> **WHAT YOU WILL DO**
Pick out each line containing the string "دیوار" and copy it.
## BEGIN SUPPLIED MATERIAL
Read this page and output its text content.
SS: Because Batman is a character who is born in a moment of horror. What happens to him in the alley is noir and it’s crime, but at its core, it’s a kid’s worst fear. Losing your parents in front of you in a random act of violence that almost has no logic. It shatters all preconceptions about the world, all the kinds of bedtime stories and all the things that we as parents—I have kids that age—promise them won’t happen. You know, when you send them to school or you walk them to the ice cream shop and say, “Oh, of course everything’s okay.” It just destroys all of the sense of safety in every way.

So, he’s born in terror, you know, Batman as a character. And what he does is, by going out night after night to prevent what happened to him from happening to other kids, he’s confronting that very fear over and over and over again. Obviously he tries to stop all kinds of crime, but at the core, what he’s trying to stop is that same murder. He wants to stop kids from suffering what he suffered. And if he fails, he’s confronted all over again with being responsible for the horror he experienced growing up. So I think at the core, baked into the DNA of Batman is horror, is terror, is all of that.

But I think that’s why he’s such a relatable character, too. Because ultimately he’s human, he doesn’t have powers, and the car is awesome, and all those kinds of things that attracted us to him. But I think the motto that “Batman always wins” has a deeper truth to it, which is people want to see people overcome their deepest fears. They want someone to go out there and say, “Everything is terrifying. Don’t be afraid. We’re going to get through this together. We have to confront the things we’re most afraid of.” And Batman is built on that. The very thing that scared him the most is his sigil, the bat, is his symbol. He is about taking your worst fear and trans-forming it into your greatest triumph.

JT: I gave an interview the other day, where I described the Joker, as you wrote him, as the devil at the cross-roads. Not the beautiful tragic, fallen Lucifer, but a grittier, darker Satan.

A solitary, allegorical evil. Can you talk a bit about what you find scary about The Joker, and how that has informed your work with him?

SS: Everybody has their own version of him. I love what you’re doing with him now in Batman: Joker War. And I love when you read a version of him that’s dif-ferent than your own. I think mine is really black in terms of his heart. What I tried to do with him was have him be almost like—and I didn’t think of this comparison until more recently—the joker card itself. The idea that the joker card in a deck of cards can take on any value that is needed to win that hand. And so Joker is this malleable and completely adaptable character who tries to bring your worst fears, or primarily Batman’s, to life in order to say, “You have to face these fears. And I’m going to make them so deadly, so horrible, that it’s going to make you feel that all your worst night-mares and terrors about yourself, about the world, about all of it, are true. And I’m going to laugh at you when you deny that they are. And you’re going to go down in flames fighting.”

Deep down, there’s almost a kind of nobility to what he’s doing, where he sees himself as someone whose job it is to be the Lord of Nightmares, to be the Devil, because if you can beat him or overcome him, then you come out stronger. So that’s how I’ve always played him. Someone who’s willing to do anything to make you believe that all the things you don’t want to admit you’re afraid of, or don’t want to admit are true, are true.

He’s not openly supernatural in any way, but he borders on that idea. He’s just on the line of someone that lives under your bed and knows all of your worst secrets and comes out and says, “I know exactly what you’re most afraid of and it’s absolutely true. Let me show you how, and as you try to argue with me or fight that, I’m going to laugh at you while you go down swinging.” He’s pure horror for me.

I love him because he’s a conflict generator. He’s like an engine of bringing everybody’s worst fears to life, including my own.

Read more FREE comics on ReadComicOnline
## END SUPPLIED MATERIAL
## BEGIN SUPPLIED MATERIAL
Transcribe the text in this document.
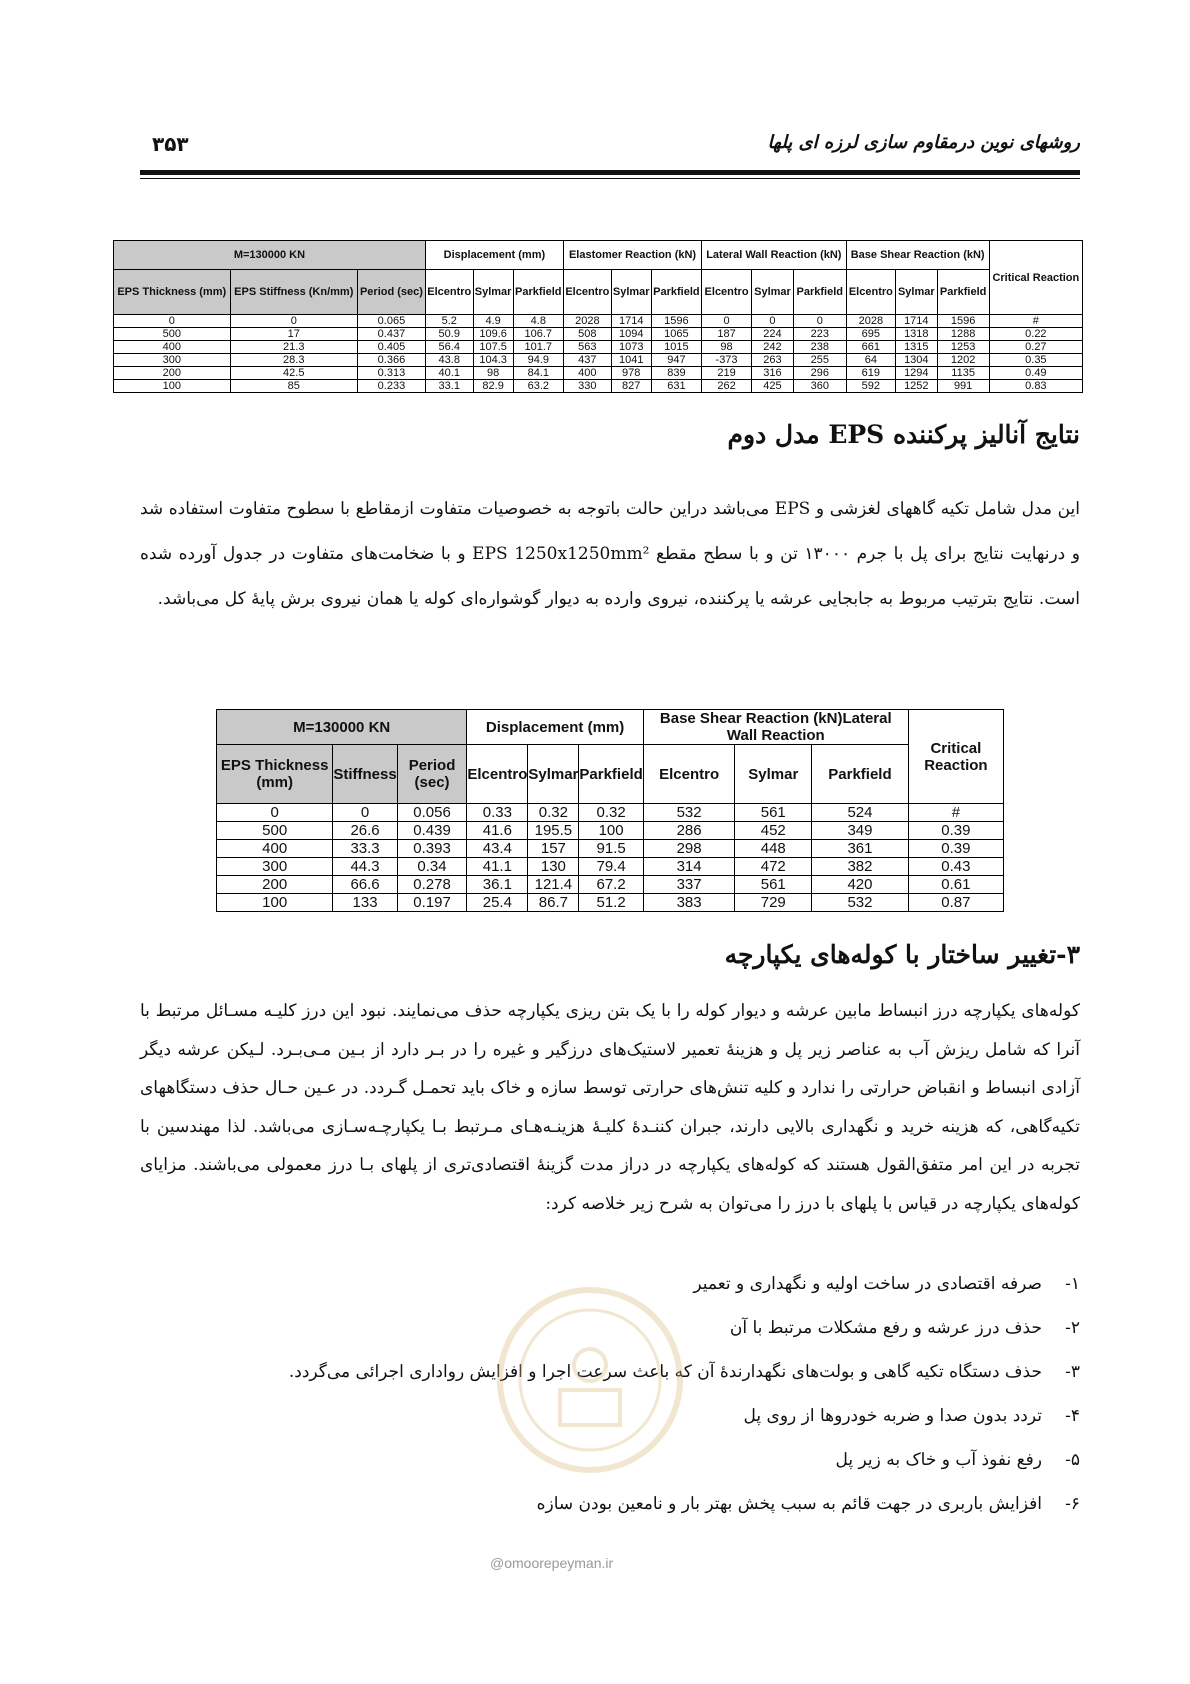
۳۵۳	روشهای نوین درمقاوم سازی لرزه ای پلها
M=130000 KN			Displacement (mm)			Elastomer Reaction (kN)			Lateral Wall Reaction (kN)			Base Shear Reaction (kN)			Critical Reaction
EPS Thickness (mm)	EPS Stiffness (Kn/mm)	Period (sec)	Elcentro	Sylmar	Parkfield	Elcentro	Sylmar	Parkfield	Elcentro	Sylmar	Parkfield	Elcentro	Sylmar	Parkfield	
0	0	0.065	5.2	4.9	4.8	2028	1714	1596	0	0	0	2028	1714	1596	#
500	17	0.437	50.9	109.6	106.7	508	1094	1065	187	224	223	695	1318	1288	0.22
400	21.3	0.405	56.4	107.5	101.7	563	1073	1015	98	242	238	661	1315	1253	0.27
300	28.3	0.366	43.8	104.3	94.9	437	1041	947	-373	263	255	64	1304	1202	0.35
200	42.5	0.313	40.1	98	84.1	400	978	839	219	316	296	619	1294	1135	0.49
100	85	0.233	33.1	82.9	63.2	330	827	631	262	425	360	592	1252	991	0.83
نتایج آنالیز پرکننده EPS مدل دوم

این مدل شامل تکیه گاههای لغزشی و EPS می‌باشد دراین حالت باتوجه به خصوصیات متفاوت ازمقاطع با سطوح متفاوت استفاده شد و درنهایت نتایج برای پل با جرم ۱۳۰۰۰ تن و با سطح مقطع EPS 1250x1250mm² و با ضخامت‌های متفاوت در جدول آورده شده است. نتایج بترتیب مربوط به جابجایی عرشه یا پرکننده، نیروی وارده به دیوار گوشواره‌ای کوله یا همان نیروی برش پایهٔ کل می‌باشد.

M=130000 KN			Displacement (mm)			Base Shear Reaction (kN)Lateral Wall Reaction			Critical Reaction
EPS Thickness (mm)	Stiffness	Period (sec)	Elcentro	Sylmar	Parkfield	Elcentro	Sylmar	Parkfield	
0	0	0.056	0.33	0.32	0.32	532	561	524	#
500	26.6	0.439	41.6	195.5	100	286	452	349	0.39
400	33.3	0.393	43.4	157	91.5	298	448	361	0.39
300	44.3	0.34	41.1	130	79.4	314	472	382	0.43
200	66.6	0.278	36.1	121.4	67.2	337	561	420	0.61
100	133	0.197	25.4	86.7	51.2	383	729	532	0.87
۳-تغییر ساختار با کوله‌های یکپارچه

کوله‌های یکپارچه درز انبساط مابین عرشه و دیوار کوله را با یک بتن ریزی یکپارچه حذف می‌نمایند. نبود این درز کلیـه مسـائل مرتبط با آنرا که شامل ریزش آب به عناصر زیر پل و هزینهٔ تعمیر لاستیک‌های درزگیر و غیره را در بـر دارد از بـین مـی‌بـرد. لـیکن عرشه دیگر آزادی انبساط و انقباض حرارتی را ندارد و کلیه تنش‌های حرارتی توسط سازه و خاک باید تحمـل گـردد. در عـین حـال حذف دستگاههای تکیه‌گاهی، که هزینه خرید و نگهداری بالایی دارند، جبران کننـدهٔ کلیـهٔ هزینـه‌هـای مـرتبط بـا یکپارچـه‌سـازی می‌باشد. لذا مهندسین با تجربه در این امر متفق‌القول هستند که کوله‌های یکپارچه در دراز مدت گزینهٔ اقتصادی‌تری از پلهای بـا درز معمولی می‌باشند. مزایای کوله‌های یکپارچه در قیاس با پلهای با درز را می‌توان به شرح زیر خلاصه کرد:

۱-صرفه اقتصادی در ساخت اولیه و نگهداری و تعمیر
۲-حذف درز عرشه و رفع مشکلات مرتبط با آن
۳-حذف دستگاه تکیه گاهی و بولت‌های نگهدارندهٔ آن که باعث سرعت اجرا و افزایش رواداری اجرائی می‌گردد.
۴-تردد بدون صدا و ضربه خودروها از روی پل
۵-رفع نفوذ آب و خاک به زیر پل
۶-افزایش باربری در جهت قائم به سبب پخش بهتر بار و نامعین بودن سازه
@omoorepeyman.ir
## END SUPPLIED MATERIAL
## BEGIN SUPPLIED MATERIAL
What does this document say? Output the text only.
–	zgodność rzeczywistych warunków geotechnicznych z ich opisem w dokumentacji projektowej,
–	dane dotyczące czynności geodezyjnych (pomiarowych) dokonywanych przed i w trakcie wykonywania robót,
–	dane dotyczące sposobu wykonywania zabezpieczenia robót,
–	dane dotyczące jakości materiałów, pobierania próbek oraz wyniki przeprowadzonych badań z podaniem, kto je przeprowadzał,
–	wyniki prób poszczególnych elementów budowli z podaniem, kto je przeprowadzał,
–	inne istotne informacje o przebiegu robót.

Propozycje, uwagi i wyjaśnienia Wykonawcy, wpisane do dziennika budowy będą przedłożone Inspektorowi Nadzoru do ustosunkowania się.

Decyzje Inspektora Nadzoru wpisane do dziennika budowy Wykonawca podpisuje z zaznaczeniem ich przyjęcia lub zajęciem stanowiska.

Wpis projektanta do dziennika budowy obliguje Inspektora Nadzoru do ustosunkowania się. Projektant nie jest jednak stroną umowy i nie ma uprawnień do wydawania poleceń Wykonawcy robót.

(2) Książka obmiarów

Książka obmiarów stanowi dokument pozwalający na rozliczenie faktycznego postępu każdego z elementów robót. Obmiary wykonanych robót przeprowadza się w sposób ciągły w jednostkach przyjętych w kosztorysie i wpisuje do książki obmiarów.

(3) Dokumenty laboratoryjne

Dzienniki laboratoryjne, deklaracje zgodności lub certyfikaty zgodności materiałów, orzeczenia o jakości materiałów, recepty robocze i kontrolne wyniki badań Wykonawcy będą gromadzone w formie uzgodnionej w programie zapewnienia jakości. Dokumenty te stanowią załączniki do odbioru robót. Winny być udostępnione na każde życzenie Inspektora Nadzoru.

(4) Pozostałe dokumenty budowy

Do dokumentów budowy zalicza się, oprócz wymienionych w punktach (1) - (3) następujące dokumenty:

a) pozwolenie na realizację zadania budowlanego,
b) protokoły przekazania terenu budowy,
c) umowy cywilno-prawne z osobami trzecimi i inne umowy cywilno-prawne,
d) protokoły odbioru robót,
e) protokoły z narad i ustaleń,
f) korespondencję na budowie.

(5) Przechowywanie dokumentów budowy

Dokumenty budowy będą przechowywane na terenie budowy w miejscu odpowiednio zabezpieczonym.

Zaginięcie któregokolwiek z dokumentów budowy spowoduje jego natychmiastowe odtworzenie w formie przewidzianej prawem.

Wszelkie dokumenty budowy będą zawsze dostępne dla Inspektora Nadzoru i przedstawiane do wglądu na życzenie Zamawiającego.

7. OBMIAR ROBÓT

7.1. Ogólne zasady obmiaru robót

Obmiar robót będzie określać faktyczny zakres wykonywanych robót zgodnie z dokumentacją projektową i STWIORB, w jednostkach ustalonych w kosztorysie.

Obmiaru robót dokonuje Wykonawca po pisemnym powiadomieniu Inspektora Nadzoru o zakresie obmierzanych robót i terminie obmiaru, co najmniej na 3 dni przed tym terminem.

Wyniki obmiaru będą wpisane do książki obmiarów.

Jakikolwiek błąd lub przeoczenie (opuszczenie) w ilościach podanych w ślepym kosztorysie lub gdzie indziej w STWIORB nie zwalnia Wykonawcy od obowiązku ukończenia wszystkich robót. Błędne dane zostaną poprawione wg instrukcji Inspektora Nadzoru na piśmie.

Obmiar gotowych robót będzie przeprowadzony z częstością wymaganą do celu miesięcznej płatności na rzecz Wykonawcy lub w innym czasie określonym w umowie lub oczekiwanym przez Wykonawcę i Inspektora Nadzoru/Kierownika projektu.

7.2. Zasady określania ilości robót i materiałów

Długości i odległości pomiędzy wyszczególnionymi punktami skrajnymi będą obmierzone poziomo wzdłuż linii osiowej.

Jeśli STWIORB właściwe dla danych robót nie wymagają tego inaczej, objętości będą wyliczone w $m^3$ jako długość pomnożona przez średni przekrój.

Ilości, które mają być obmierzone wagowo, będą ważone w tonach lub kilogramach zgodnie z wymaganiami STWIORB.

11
## END SUPPLIED MATERIAL
> **TASK RESPONSE**
این مدل شامل تکیه گاههای لغزشی و EPS می‌باشد دراین حالت باتوجه به خصوصیات متفاوت ازمقاطع با سطوح متفاوت استفاده شد و درنهایت نتایج برای پل با جرم ۱۳۰۰۰ تن و با سطح مقطع EPS 1250x1250mm² و با ضخامت‌های متفاوت در جدول آورده شده است. نتایج بترتیب مربوط به جابجایی عرشه یا پرکننده، نیروی وارده به دیوار گوشواره‌ای کوله یا همان نیروی برش پایهٔ کل می‌باشد.
کوله‌های یکپارچه درز انبساط مابین عرشه و دیوار کوله را با یک بتن ریزی یکپارچه حذف می‌نمایند. نبود این درز کلیـه مسـائل مرتبط با آنرا که شامل ریزش آب به عناصر زیر پل و هزینهٔ تعمیر لاستیک‌های درزگیر و غیره را در بـر دارد از بـین مـی‌بـرد. لـیکن عرشه دیگر آزادی انبساط و انقباض حرارتی را ندارد و کلیه تنش‌های حرارتی توسط سازه و خاک باید تحمـل گـردد. در عـین حـال حذف دستگاههای تکیه‌گاهی، که هزینه خرید و نگهداری بالایی دارند، جبران کننـدهٔ کلیـهٔ هزینـه‌هـای مـرتبط بـا یکپارچـه‌سـازی می‌باشد. لذا مهندسین با تجربه در این امر متفق‌القول هستند که کوله‌های یکپارچه در دراز مدت گزینهٔ اقتصادی‌تری از پلهای بـا درز معمولی می‌باشند. مزایای کوله‌های یکپارچه در قیاس با پلهای با درز را می‌توان به شرح زیر خلاصه کرد:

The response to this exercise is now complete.